=== Stated exercise ===
Transcribe the material exactly. Images do not belong in the copy.

Chart and figure data:
▬▬▬
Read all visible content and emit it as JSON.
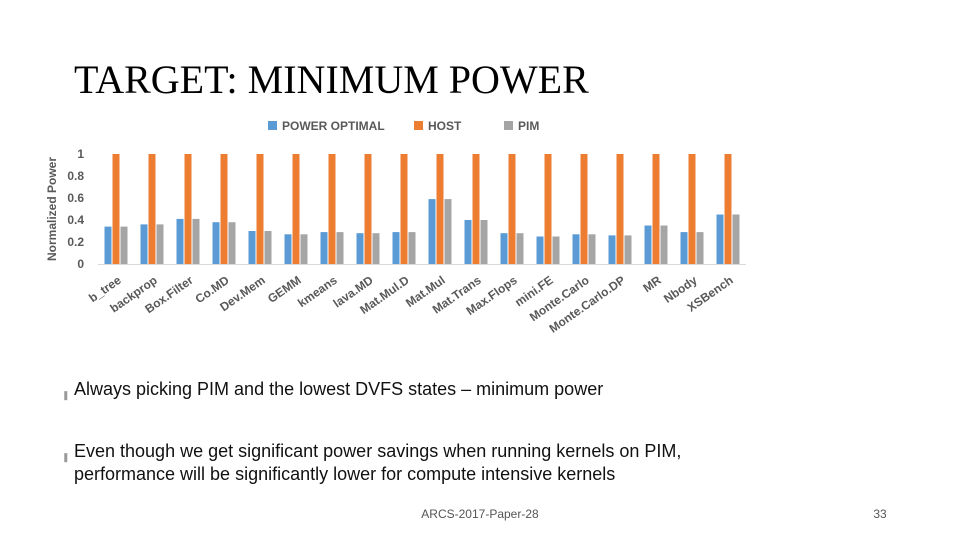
{
  "slide": {
    "title": "TARGET: MINIMUM POWER",
    "bullets": [
      "Always picking PIM and the lowest DVFS states – minimum power",
      "Even though we get significant power savings when running kernels on PIM, performance will be significantly lower for compute intensive kernels"
    ],
    "bullet_icon": "bullet-glyph",
    "footer": "ARCS-2017-Paper-28",
    "page_number": "33"
  },
  "chart_data": {
    "type": "bar",
    "ylabel": "Normalized Power",
    "xlabel": "",
    "ylim": [
      0,
      1
    ],
    "yticks": [
      "0",
      "0.2",
      "0.4",
      "0.6",
      "0.8",
      "1"
    ],
    "grid": false,
    "legend_position": "top",
    "categories": [
      "b_tree",
      "backprop",
      "Box.Filter",
      "Co.MD",
      "Dev.Mem",
      "GEMM",
      "kmeans",
      "lava.MD",
      "Mat.Mul.D",
      "Mat.Mul",
      "Mat.Trans",
      "Max.Flops",
      "mini.FE",
      "Monte.Carlo",
      "Monte.Carlo.DP",
      "MR",
      "Nbody",
      "XSBench"
    ],
    "series": [
      {
        "name": "POWER OPTIMAL",
        "color": "#5b9bd5",
        "values": [
          0.34,
          0.36,
          0.41,
          0.38,
          0.3,
          0.27,
          0.29,
          0.28,
          0.29,
          0.59,
          0.4,
          0.28,
          0.25,
          0.27,
          0.26,
          0.35,
          0.29,
          0.45
        ]
      },
      {
        "name": "HOST",
        "color": "#ed7d31",
        "values": [
          1,
          1,
          1,
          1,
          1,
          1,
          1,
          1,
          1,
          1,
          1,
          1,
          1,
          1,
          1,
          1,
          1,
          1
        ]
      },
      {
        "name": "PIM",
        "color": "#a5a5a5",
        "values": [
          0.34,
          0.36,
          0.41,
          0.38,
          0.3,
          0.27,
          0.29,
          0.28,
          0.29,
          0.59,
          0.4,
          0.28,
          0.25,
          0.27,
          0.26,
          0.35,
          0.29,
          0.45
        ]
      }
    ]
  }
}
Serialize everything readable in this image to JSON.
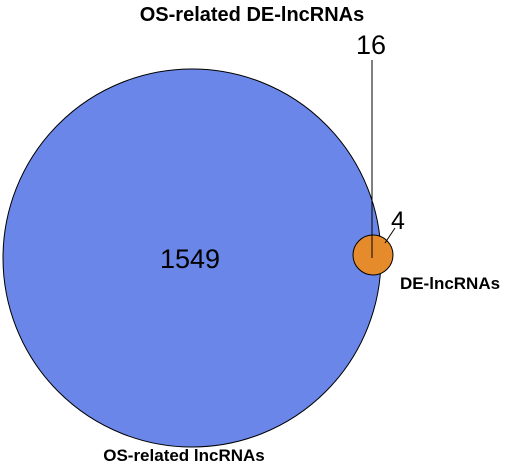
{
  "title": "OS-related DE-lncRNAs",
  "sets": [
    {
      "label": "OS-related lncRNAs",
      "only_count": "1549",
      "color": "#6a86e8"
    },
    {
      "label": "DE-lncRNAs",
      "only_count": "4",
      "color": "#e58b2c"
    }
  ],
  "intersection_count": "16",
  "colors": {
    "outline": "#000000",
    "background": "#ffffff"
  }
}
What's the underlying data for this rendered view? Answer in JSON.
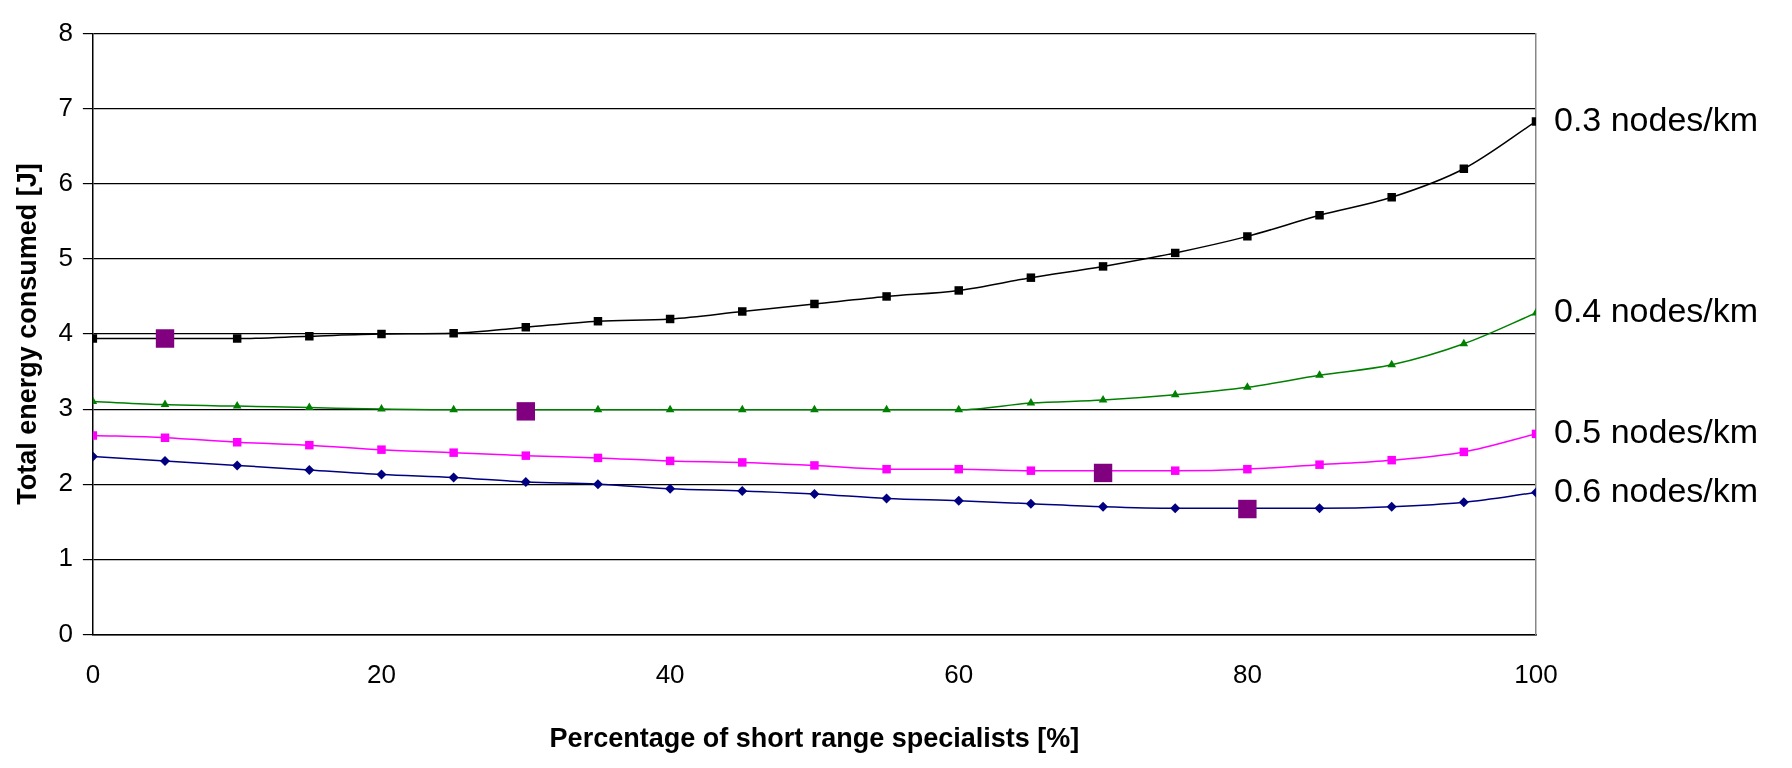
{
  "chart_data": {
    "type": "line",
    "xlabel": "Percentage of short range specialists [%]",
    "ylabel": "Total energy consumed [J]",
    "xlim": [
      0,
      100
    ],
    "xticks": [
      0,
      20,
      40,
      60,
      80,
      100
    ],
    "ylim": [
      0,
      8
    ],
    "yticks": [
      0,
      1,
      2,
      3,
      4,
      5,
      6,
      7,
      8
    ],
    "grid": "y",
    "legend": false,
    "x": [
      0,
      5,
      10,
      15,
      20,
      25,
      30,
      35,
      40,
      45,
      50,
      55,
      60,
      65,
      70,
      75,
      80,
      85,
      90,
      95,
      100
    ],
    "series": [
      {
        "name": "0.3 nodes/km",
        "color": "#000000",
        "marker": "square",
        "values": [
          3.94,
          null,
          3.94,
          3.97,
          4.0,
          4.01,
          4.09,
          4.17,
          4.2,
          4.3,
          4.4,
          4.5,
          4.58,
          4.75,
          4.9,
          5.08,
          5.3,
          5.58,
          5.82,
          6.2,
          6.83
        ]
      },
      {
        "name": "0.4 nodes/km",
        "color": "#008000",
        "marker": "triangle",
        "values": [
          3.1,
          3.06,
          3.04,
          3.02,
          3.0,
          2.99,
          null,
          2.99,
          2.99,
          2.99,
          2.99,
          2.99,
          2.99,
          3.08,
          3.12,
          3.19,
          3.29,
          3.45,
          3.59,
          3.87,
          4.28
        ]
      },
      {
        "name": "0.5 nodes/km",
        "color": "#ff00ff",
        "marker": "square",
        "values": [
          2.65,
          2.62,
          2.56,
          2.52,
          2.46,
          2.42,
          2.38,
          2.35,
          2.31,
          2.29,
          2.25,
          2.2,
          2.2,
          2.18,
          null,
          2.18,
          2.2,
          2.26,
          2.32,
          2.43,
          2.67
        ]
      },
      {
        "name": "0.6 nodes/km",
        "color": "#000080",
        "marker": "diamond",
        "values": [
          2.37,
          2.31,
          2.25,
          2.19,
          2.13,
          2.09,
          2.03,
          2.0,
          1.94,
          1.91,
          1.87,
          1.81,
          1.78,
          1.74,
          1.7,
          1.68,
          null,
          1.68,
          1.7,
          1.76,
          1.89
        ]
      },
      {
        "type": "scatter",
        "color": "#800080",
        "marker": "square",
        "x": [
          5,
          30,
          70,
          80
        ],
        "values": [
          3.94,
          2.97,
          2.15,
          1.67
        ]
      }
    ]
  }
}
▬▬▬
=== Task result ===
Read all visible content and emit it as JSON.
{
  "slide": {
    "title": "TARGET: MINIMUM POWER",
    "bullets": [
      "Always picking PIM and the lowest DVFS states – minimum power",
      "Even though we get significant power savings when running kernels on PIM, performance will be significantly lower for compute intensive kernels"
    ],
    "bullet_icon": "bullet-glyph",
    "footer": "ARCS-2017-Paper-28",
    "page_number": "33"
  },
  "chart_data": {
    "type": "bar",
    "ylabel": "Normalized Power",
    "xlabel": "",
    "ylim": [
      0,
      1
    ],
    "yticks": [
      "0",
      "0.2",
      "0.4",
      "0.6",
      "0.8",
      "1"
    ],
    "grid": false,
    "legend_position": "top",
    "categories": [
      "b_tree",
      "backprop",
      "Box.Filter",
      "Co.MD",
      "Dev.Mem",
      "GEMM",
      "kmeans",
      "lava.MD",
      "Mat.Mul.D",
      "Mat.Mul",
      "Mat.Trans",
      "Max.Flops",
      "mini.FE",
      "Monte.Carlo",
      "Monte.Carlo.DP",
      "MR",
      "Nbody",
      "XSBench"
    ],
    "series": [
      {
        "name": "POWER OPTIMAL",
        "color": "#5b9bd5",
        "values": [
          0.34,
          0.36,
          0.41,
          0.38,
          0.3,
          0.27,
          0.29,
          0.28,
          0.29,
          0.59,
          0.4,
          0.28,
          0.25,
          0.27,
          0.26,
          0.35,
          0.29,
          0.45
        ]
      },
      {
        "name": "HOST",
        "color": "#ed7d31",
        "values": [
          1,
          1,
          1,
          1,
          1,
          1,
          1,
          1,
          1,
          1,
          1,
          1,
          1,
          1,
          1,
          1,
          1,
          1
        ]
      },
      {
        "name": "PIM",
        "color": "#a5a5a5",
        "values": [
          0.34,
          0.36,
          0.41,
          0.38,
          0.3,
          0.27,
          0.29,
          0.28,
          0.29,
          0.59,
          0.4,
          0.28,
          0.25,
          0.27,
          0.26,
          0.35,
          0.29,
          0.45
        ]
      }
    ]
  }
}
Serialize everything readable in this image to JSON.
{
  "title": "OS-related DE-lncRNAs",
  "sets": [
    {
      "label": "OS-related lncRNAs",
      "only_count": "1549",
      "color": "#6a86e8"
    },
    {
      "label": "DE-lncRNAs",
      "only_count": "4",
      "color": "#e58b2c"
    }
  ],
  "intersection_count": "16",
  "colors": {
    "outline": "#000000",
    "background": "#ffffff"
  }
}
What's the underlying data for this rendered view? Answer in JSON.
{
  "chart_data": {
    "type": "line",
    "xlabel": "Percentage of short range specialists [%]",
    "ylabel": "Total energy consumed [J]",
    "xlim": [
      0,
      100
    ],
    "xticks": [
      0,
      20,
      40,
      60,
      80,
      100
    ],
    "ylim": [
      0,
      8
    ],
    "yticks": [
      0,
      1,
      2,
      3,
      4,
      5,
      6,
      7,
      8
    ],
    "grid": "y",
    "legend": false,
    "x": [
      0,
      5,
      10,
      15,
      20,
      25,
      30,
      35,
      40,
      45,
      50,
      55,
      60,
      65,
      70,
      75,
      80,
      85,
      90,
      95,
      100
    ],
    "series": [
      {
        "name": "0.3 nodes/km",
        "color": "#000000",
        "marker": "square",
        "values": [
          3.94,
          null,
          3.94,
          3.97,
          4.0,
          4.01,
          4.09,
          4.17,
          4.2,
          4.3,
          4.4,
          4.5,
          4.58,
          4.75,
          4.9,
          5.08,
          5.3,
          5.58,
          5.82,
          6.2,
          6.83
        ]
      },
      {
        "name": "0.4 nodes/km",
        "color": "#008000",
        "marker": "triangle",
        "values": [
          3.1,
          3.06,
          3.04,
          3.02,
          3.0,
          2.99,
          null,
          2.99,
          2.99,
          2.99,
          2.99,
          2.99,
          2.99,
          3.08,
          3.12,
          3.19,
          3.29,
          3.45,
          3.59,
          3.87,
          4.28
        ]
      },
      {
        "name": "0.5 nodes/km",
        "color": "#ff00ff",
        "marker": "square",
        "values": [
          2.65,
          2.62,
          2.56,
          2.52,
          2.46,
          2.42,
          2.38,
          2.35,
          2.31,
          2.29,
          2.25,
          2.2,
          2.2,
          2.18,
          null,
          2.18,
          2.2,
          2.26,
          2.32,
          2.43,
          2.67
        ]
      },
      {
        "name": "0.6 nodes/km",
        "color": "#000080",
        "marker": "diamond",
        "values": [
          2.37,
          2.31,
          2.25,
          2.19,
          2.13,
          2.09,
          2.03,
          2.0,
          1.94,
          1.91,
          1.87,
          1.81,
          1.78,
          1.74,
          1.7,
          1.68,
          null,
          1.68,
          1.7,
          1.76,
          1.89
        ]
      },
      {
        "type": "scatter",
        "color": "#800080",
        "marker": "square",
        "x": [
          5,
          30,
          70,
          80
        ],
        "values": [
          3.94,
          2.97,
          2.15,
          1.67
        ]
      }
    ]
  }
}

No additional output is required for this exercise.